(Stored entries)
+ + + + + + +

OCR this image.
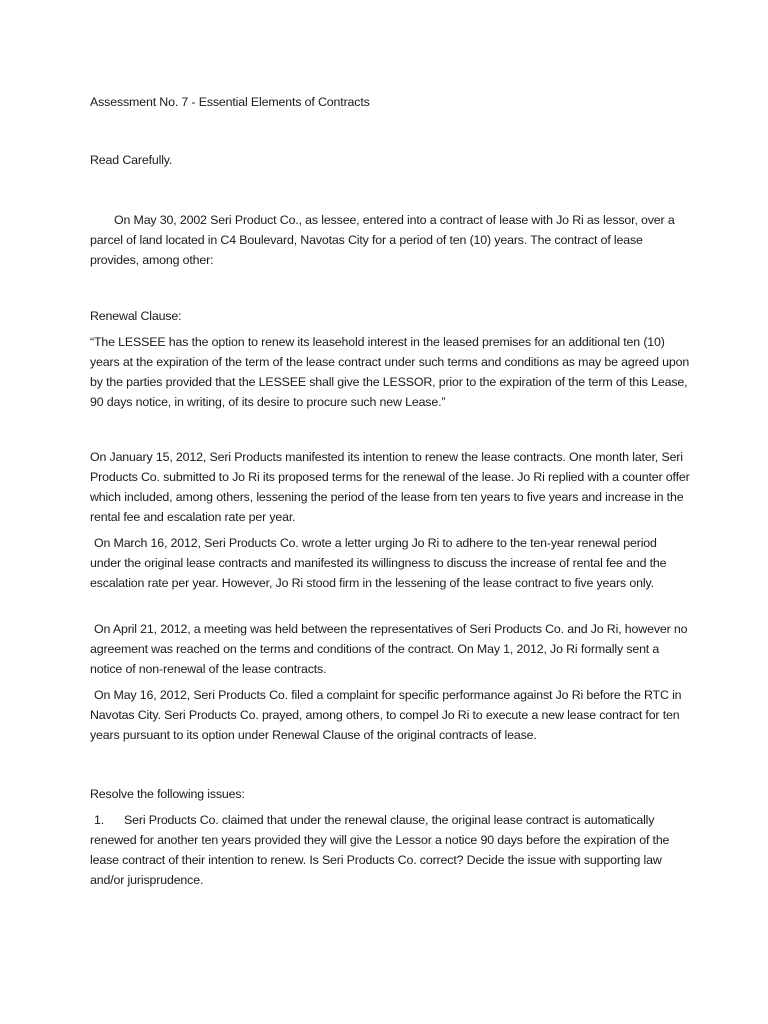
Assessment No. 7 - Essential Elements of Contracts

Read Carefully.

On May 30, 2002 Seri Product Co., as lessee, entered into a contract of lease with Jo Ri as lessor, over a parcel of land located in C4 Boulevard, Navotas City for a period of ten (10) years. The contract of lease provides, among other:

Renewal Clause:

“The LESSEE has the option to renew its leasehold interest in the leased premises for an additional ten (10) years at the expiration of the term of the lease contract under such terms and conditions as may be agreed upon by the parties provided that the LESSEE shall give the LESSOR, prior to the expiration of the term of this Lease, 90 days notice, in writing, of its desire to procure such new Lease.”

On January 15, 2012, Seri Products manifested its intention to renew the lease contracts. One month later, Seri Products Co. submitted to Jo Ri its proposed terms for the renewal of the lease. Jo Ri replied with a counter offer which included, among others, lessening the period of the lease from ten years to five years and increase in the rental fee and escalation rate per year.

On March 16, 2012, Seri Products Co. wrote a letter urging Jo Ri to adhere to the ten-year renewal period under the original lease contracts and manifested its willingness to discuss the increase of rental fee and the escalation rate per year. However, Jo Ri stood firm in the lessening of the lease contract to five years only.

On April 21, 2012, a meeting was held between the representatives of Seri Products Co. and Jo Ri, however no agreement was reached on the terms and conditions of the contract. On May 1, 2012, Jo Ri formally sent a notice of non-renewal of the lease contracts.

On May 16, 2012, Seri Products Co. filed a complaint for specific performance against Jo Ri before the RTC in Navotas City. Seri Products Co. prayed, among others, to compel Jo Ri to execute a new lease contract for ten years pursuant to its option under Renewal Clause of the original contracts of lease.

Resolve the following issues:

1. Seri Products Co. claimed that under the renewal clause, the original lease contract is automatically renewed for another ten years provided they will give the Lessor a notice 90 days before the expiration of the lease contract of their intention to renew. Is Seri Products Co. correct? Decide the issue with supporting law and/or jurisprudence.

+ + + + + + +

Directions = Give the entries again without a single change, but with no pictures.

The result =
OCR this image.
Assessment No. 7 - Essential Elements of Contracts

Read Carefully.

On May 30, 2002 Seri Product Co., as lessee, entered into a contract of lease with Jo Ri as lessor, over a parcel of land located in C4 Boulevard, Navotas City for a period of ten (10) years. The contract of lease provides, among other:

Renewal Clause:

“The LESSEE has the option to renew its leasehold interest in the leased premises for an additional ten (10) years at the expiration of the term of the lease contract under such terms and conditions as may be agreed upon by the parties provided that the LESSEE shall give the LESSOR, prior to the expiration of the term of this Lease, 90 days notice, in writing, of its desire to procure such new Lease.”

On January 15, 2012, Seri Products manifested its intention to renew the lease contracts. One month later, Seri Products Co. submitted to Jo Ri its proposed terms for the renewal of the lease. Jo Ri replied with a counter offer which included, among others, lessening the period of the lease from ten years to five years and increase in the rental fee and escalation rate per year.

On March 16, 2012, Seri Products Co. wrote a letter urging Jo Ri to adhere to the ten-year renewal period under the original lease contracts and manifested its willingness to discuss the increase of rental fee and the escalation rate per year. However, Jo Ri stood firm in the lessening of the lease contract to five years only.

On April 21, 2012, a meeting was held between the representatives of Seri Products Co. and Jo Ri, however no agreement was reached on the terms and conditions of the contract. On May 1, 2012, Jo Ri formally sent a notice of non-renewal of the lease contracts.

On May 16, 2012, Seri Products Co. filed a complaint for specific performance against Jo Ri before the RTC in Navotas City. Seri Products Co. prayed, among others, to compel Jo Ri to execute a new lease contract for ten years pursuant to its option under Renewal Clause of the original contracts of lease.

Resolve the following issues:

1. Seri Products Co. claimed that under the renewal clause, the original lease contract is automatically renewed for another ten years provided they will give the Lessor a notice 90 days before the expiration of the lease contract of their intention to renew. Is Seri Products Co. correct? Decide the issue with supporting law and/or jurisprudence.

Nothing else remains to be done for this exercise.